*DATASET EXCERPTS:*
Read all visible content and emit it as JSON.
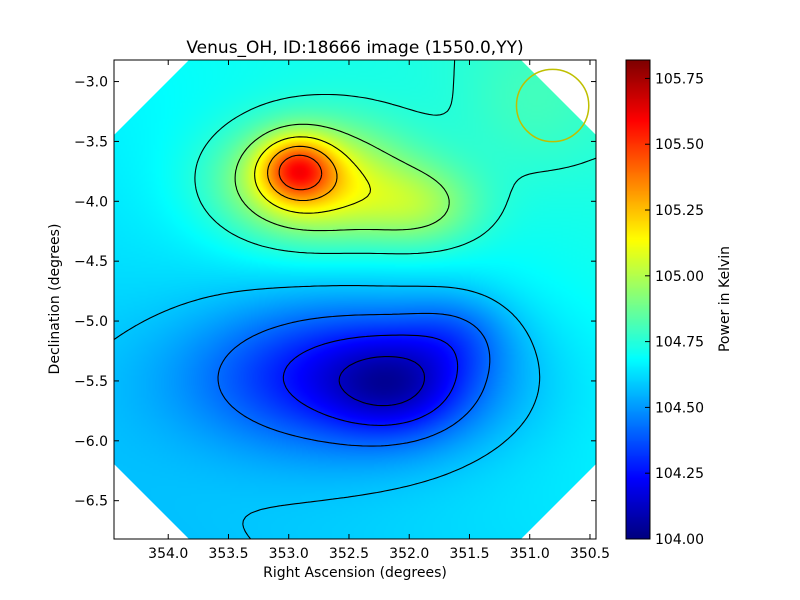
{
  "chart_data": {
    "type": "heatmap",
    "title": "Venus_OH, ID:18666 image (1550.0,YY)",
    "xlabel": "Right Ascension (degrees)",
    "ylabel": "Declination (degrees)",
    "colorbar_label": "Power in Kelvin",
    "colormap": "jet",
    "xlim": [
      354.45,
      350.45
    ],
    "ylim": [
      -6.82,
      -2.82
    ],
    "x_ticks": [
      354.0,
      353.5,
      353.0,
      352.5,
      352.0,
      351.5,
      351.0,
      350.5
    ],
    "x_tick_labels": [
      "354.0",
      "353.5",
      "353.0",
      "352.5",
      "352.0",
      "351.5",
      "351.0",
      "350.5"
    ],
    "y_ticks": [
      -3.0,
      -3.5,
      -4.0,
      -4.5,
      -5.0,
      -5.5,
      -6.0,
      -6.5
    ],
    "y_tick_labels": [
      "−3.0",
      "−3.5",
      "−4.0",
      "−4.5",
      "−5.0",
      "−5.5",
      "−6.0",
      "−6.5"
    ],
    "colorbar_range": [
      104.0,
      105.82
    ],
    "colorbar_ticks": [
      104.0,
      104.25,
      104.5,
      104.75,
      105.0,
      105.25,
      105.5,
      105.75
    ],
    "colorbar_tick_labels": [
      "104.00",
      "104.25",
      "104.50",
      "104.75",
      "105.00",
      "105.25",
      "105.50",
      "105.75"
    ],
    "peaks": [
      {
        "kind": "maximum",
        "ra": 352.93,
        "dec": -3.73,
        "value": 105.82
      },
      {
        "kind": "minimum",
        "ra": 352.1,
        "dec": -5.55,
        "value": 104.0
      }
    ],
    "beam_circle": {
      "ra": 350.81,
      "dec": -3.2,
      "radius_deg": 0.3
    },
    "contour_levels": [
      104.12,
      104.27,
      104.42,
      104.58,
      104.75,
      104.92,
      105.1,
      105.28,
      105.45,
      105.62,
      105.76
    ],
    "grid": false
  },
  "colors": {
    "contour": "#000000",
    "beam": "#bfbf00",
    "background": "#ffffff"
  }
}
...
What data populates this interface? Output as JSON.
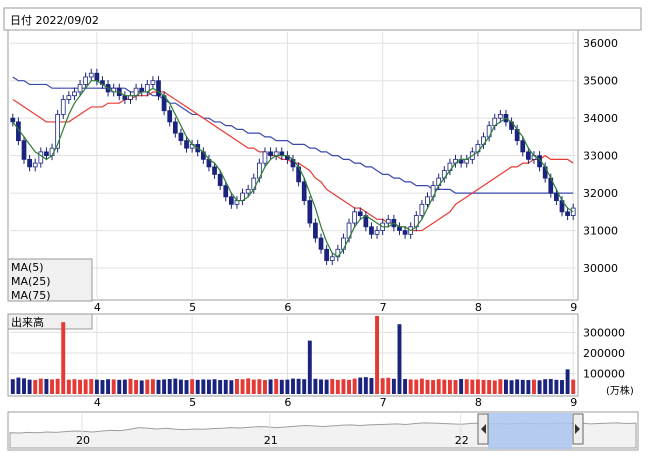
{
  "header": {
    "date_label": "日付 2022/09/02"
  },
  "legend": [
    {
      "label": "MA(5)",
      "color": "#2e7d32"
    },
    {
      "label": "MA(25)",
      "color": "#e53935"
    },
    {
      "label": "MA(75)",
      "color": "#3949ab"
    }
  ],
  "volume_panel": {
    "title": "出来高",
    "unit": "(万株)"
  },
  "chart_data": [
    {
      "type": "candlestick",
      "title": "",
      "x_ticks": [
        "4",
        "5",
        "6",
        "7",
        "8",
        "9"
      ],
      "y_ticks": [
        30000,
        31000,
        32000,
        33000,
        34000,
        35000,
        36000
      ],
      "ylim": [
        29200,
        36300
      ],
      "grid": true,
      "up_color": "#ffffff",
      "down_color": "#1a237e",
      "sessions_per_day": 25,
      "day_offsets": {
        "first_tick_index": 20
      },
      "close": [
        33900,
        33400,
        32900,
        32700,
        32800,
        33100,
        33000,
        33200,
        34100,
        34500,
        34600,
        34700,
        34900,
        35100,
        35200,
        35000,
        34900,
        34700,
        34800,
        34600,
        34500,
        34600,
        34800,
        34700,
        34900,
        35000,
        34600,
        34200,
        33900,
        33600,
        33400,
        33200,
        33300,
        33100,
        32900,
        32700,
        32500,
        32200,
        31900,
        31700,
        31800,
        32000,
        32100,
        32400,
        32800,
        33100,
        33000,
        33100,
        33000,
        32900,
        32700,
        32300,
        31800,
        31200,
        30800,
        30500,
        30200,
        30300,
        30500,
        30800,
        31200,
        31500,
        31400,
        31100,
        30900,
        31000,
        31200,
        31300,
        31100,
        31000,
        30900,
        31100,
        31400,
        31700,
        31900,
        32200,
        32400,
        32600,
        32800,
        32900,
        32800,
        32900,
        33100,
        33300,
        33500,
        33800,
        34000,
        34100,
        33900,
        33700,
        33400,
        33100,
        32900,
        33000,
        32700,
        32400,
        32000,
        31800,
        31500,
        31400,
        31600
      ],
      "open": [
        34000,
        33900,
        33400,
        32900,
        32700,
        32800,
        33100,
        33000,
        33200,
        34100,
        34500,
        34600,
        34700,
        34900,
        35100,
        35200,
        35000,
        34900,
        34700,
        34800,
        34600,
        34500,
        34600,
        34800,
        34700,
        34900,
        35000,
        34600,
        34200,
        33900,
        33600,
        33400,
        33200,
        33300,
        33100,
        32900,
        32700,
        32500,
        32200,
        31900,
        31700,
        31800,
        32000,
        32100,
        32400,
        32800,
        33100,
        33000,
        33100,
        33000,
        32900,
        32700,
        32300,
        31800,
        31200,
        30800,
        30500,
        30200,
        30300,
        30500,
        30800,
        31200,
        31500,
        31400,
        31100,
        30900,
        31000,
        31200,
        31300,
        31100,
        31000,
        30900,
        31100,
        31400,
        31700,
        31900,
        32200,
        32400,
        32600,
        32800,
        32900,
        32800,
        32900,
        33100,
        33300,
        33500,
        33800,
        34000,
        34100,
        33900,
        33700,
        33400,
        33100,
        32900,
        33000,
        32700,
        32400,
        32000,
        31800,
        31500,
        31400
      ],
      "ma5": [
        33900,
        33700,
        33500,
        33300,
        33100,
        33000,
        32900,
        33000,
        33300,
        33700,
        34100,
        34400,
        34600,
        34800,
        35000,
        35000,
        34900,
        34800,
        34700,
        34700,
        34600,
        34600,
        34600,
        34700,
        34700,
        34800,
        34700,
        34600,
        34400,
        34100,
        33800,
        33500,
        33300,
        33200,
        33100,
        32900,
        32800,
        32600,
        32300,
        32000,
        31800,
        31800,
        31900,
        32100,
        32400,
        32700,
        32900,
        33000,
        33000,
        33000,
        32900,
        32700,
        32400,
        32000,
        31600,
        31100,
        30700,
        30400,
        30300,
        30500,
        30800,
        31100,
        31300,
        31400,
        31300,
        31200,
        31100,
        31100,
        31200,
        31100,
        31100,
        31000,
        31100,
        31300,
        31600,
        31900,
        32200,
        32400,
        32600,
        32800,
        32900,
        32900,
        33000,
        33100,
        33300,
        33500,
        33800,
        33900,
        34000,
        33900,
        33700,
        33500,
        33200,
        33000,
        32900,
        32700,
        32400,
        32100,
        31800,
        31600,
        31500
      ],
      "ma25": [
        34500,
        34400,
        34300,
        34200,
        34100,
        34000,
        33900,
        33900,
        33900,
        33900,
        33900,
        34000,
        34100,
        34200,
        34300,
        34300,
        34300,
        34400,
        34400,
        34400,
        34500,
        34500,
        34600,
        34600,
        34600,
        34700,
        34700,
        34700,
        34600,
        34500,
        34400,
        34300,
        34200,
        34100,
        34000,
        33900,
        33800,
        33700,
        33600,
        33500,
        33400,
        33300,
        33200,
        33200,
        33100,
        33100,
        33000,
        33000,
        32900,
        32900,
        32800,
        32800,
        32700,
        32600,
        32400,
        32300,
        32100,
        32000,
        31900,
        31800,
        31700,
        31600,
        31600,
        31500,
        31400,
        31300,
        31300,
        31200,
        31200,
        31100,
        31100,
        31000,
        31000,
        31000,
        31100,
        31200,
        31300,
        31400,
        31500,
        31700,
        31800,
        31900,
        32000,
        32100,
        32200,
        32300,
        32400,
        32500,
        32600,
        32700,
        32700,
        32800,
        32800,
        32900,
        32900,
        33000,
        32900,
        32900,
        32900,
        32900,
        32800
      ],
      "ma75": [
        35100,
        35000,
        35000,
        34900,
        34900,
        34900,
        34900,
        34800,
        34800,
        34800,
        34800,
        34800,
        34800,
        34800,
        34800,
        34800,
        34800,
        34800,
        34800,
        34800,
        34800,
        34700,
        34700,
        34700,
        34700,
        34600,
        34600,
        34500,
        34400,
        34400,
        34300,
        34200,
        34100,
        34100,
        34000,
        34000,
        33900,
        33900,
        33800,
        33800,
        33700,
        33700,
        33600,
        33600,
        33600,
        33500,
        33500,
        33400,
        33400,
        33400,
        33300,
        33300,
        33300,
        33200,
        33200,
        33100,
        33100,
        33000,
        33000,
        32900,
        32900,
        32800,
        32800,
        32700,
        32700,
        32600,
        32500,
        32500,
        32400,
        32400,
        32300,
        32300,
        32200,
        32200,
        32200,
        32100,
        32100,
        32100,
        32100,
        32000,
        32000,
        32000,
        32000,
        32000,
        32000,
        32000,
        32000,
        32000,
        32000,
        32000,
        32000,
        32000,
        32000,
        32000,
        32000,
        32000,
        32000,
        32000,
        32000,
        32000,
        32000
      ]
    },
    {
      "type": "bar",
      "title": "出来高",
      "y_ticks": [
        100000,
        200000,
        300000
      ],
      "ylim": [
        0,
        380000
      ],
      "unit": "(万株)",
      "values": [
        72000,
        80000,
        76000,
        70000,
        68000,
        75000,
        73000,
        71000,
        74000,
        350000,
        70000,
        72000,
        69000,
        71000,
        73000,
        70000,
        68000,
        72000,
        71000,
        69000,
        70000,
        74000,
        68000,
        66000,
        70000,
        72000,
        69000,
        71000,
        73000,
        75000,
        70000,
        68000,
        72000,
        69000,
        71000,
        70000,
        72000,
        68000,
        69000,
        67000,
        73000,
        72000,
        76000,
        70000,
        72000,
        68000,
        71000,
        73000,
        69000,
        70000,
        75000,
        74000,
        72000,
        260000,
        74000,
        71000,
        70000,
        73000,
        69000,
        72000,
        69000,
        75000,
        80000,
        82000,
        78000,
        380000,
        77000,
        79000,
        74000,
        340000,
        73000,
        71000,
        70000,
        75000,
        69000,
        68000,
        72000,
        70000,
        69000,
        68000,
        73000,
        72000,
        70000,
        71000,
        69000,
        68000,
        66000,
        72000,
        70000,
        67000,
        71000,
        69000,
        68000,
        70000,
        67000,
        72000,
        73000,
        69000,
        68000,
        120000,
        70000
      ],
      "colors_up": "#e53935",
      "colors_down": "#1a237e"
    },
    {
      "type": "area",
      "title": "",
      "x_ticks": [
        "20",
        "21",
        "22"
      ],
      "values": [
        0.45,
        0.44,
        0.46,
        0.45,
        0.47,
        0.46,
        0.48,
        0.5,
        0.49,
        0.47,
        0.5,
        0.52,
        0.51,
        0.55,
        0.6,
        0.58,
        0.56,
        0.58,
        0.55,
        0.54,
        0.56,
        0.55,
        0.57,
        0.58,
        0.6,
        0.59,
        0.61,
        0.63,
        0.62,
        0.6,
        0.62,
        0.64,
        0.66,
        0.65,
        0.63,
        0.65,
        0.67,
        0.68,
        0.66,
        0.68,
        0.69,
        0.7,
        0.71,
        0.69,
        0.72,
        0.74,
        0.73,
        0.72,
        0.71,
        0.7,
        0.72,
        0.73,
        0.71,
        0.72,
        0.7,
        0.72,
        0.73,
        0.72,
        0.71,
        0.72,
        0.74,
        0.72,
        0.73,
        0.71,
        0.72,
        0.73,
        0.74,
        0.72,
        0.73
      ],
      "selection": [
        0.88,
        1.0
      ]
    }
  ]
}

*STATED TASK:* Go through the material line by line. Show each line that contains the string "degrees".

*FULL OUTPUT:*
    "xlabel": "Right Ascension (degrees)",
    "ylabel": "Declination (degrees)",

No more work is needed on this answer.